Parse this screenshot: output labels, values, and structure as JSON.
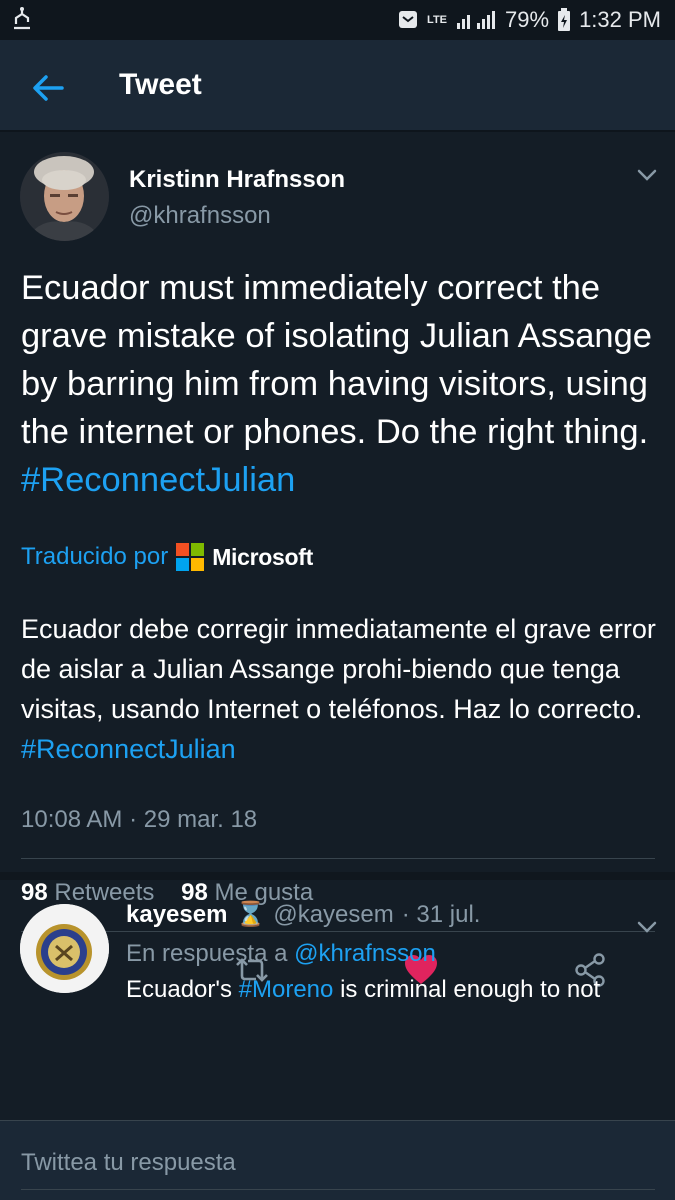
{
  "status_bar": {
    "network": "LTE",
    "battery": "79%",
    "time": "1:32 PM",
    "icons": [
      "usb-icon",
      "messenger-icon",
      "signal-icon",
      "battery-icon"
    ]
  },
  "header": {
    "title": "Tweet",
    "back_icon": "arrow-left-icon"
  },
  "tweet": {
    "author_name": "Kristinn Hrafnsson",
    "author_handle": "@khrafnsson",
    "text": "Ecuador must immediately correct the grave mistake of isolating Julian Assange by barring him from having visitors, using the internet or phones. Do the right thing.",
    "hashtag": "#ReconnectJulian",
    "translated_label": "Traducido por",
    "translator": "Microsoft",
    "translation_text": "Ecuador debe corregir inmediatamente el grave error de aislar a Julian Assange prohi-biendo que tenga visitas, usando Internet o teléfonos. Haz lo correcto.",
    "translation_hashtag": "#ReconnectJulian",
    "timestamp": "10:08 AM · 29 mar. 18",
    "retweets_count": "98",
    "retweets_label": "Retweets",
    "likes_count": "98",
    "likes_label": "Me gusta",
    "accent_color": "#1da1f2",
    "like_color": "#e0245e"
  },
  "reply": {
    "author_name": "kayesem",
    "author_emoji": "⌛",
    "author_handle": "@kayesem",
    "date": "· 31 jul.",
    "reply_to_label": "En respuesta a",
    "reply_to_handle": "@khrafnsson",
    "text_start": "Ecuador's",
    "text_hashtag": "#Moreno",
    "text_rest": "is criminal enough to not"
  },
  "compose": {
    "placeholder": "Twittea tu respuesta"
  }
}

Aim: Except for the pictures, reproduce every line exactly.

Task response:
Parse this screenshot: output labels, values, and structure as JSON.
{
  "status_bar": {
    "network": "LTE",
    "battery": "79%",
    "time": "1:32 PM",
    "icons": [
      "usb-icon",
      "messenger-icon",
      "signal-icon",
      "battery-icon"
    ]
  },
  "header": {
    "title": "Tweet",
    "back_icon": "arrow-left-icon"
  },
  "tweet": {
    "author_name": "Kristinn Hrafnsson",
    "author_handle": "@khrafnsson",
    "text": "Ecuador must immediately correct the grave mistake of isolating Julian Assange by barring him from having visitors, using the internet or phones. Do the right thing.",
    "hashtag": "#ReconnectJulian",
    "translated_label": "Traducido por",
    "translator": "Microsoft",
    "translation_text": "Ecuador debe corregir inmediatamente el grave error de aislar a Julian Assange prohi-biendo que tenga visitas, usando Internet o teléfonos. Haz lo correcto.",
    "translation_hashtag": "#ReconnectJulian",
    "timestamp": "10:08 AM · 29 mar. 18",
    "retweets_count": "98",
    "retweets_label": "Retweets",
    "likes_count": "98",
    "likes_label": "Me gusta",
    "accent_color": "#1da1f2",
    "like_color": "#e0245e"
  },
  "reply": {
    "author_name": "kayesem",
    "author_emoji": "⌛",
    "author_handle": "@kayesem",
    "date": "· 31 jul.",
    "reply_to_label": "En respuesta a",
    "reply_to_handle": "@khrafnsson",
    "text_start": "Ecuador's",
    "text_hashtag": "#Moreno",
    "text_rest": "is criminal enough to not"
  },
  "compose": {
    "placeholder": "Twittea tu respuesta"
  }
}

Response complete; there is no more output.